Material for this exercise
-*-*-
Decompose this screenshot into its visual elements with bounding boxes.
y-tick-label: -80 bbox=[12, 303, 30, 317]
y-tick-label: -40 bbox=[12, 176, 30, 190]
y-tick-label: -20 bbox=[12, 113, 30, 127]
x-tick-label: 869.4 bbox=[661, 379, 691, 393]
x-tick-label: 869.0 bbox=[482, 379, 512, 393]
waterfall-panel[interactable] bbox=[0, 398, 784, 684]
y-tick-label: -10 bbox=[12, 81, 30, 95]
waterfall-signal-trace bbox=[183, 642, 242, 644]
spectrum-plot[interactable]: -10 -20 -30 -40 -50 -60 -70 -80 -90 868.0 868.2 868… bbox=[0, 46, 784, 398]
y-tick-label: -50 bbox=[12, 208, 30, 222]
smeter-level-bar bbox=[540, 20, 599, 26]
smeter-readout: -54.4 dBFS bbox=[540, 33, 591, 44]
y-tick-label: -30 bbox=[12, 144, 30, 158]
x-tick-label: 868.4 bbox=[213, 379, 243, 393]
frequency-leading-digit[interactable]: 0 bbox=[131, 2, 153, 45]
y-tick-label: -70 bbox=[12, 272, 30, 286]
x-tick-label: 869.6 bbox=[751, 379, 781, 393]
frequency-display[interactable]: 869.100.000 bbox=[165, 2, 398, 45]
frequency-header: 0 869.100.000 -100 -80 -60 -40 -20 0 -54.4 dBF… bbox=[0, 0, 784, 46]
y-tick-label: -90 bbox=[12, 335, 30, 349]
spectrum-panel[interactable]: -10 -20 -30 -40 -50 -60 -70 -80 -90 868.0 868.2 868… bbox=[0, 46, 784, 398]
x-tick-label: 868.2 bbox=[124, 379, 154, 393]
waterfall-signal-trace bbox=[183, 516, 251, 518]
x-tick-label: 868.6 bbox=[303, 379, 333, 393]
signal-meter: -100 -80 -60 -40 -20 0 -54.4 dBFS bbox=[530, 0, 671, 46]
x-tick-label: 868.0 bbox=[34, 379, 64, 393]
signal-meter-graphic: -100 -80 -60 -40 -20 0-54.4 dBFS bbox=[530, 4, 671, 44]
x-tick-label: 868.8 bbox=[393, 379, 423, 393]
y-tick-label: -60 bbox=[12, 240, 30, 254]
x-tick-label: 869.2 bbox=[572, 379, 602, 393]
-*-*-
Work required
Copy every one of the records above line for line, with no changes.

Written answer
Decompose this screenshot into its visual elements with bounding boxes.
y-tick-label: -80 bbox=[12, 303, 30, 317]
y-tick-label: -40 bbox=[12, 176, 30, 190]
y-tick-label: -20 bbox=[12, 113, 30, 127]
x-tick-label: 869.4 bbox=[661, 379, 691, 393]
x-tick-label: 869.0 bbox=[482, 379, 512, 393]
waterfall-panel[interactable] bbox=[0, 398, 784, 684]
y-tick-label: -10 bbox=[12, 81, 30, 95]
waterfall-signal-trace bbox=[183, 642, 242, 644]
spectrum-plot[interactable]: -10 -20 -30 -40 -50 -60 -70 -80 -90 868.0 868.2 868… bbox=[0, 46, 784, 398]
y-tick-label: -50 bbox=[12, 208, 30, 222]
smeter-level-bar bbox=[540, 20, 599, 26]
smeter-readout: -54.4 dBFS bbox=[540, 33, 591, 44]
y-tick-label: -30 bbox=[12, 144, 30, 158]
x-tick-label: 868.4 bbox=[213, 379, 243, 393]
frequency-leading-digit[interactable]: 0 bbox=[131, 2, 153, 45]
y-tick-label: -70 bbox=[12, 272, 30, 286]
x-tick-label: 869.6 bbox=[751, 379, 781, 393]
frequency-display[interactable]: 869.100.000 bbox=[165, 2, 398, 45]
frequency-header: 0 869.100.000 -100 -80 -60 -40 -20 0 -54.4 dBF… bbox=[0, 0, 784, 46]
y-tick-label: -90 bbox=[12, 335, 30, 349]
spectrum-panel[interactable]: -10 -20 -30 -40 -50 -60 -70 -80 -90 868.0 868.2 868… bbox=[0, 46, 784, 398]
x-tick-label: 868.2 bbox=[124, 379, 154, 393]
waterfall-signal-trace bbox=[183, 516, 251, 518]
x-tick-label: 868.6 bbox=[303, 379, 333, 393]
signal-meter: -100 -80 -60 -40 -20 0 -54.4 dBFS bbox=[530, 0, 671, 46]
x-tick-label: 868.0 bbox=[34, 379, 64, 393]
signal-meter-graphic: -100 -80 -60 -40 -20 0-54.4 dBFS bbox=[530, 4, 671, 44]
x-tick-label: 868.8 bbox=[393, 379, 423, 393]
y-tick-label: -60 bbox=[12, 240, 30, 254]
x-tick-label: 869.2 bbox=[572, 379, 602, 393]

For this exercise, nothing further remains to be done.